## Problem statement
Reproduce each line of the material precisely.

## Records from a dataset
((
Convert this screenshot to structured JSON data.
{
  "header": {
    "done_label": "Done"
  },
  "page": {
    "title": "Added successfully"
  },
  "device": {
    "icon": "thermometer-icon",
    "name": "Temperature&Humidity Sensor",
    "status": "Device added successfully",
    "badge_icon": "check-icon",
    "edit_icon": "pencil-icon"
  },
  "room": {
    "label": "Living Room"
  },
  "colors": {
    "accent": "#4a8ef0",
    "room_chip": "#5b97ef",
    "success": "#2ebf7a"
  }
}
))
## Response below
Convert this screenshot to structured JSON data.
{
  "header": {
    "done_label": "Done"
  },
  "page": {
    "title": "Added successfully"
  },
  "device": {
    "icon": "thermometer-icon",
    "name": "Temperature&Humidity Sensor",
    "status": "Device added successfully",
    "badge_icon": "check-icon",
    "edit_icon": "pencil-icon"
  },
  "room": {
    "label": "Living Room"
  },
  "colors": {
    "accent": "#4a8ef0",
    "room_chip": "#5b97ef",
    "success": "#2ebf7a"
  }
}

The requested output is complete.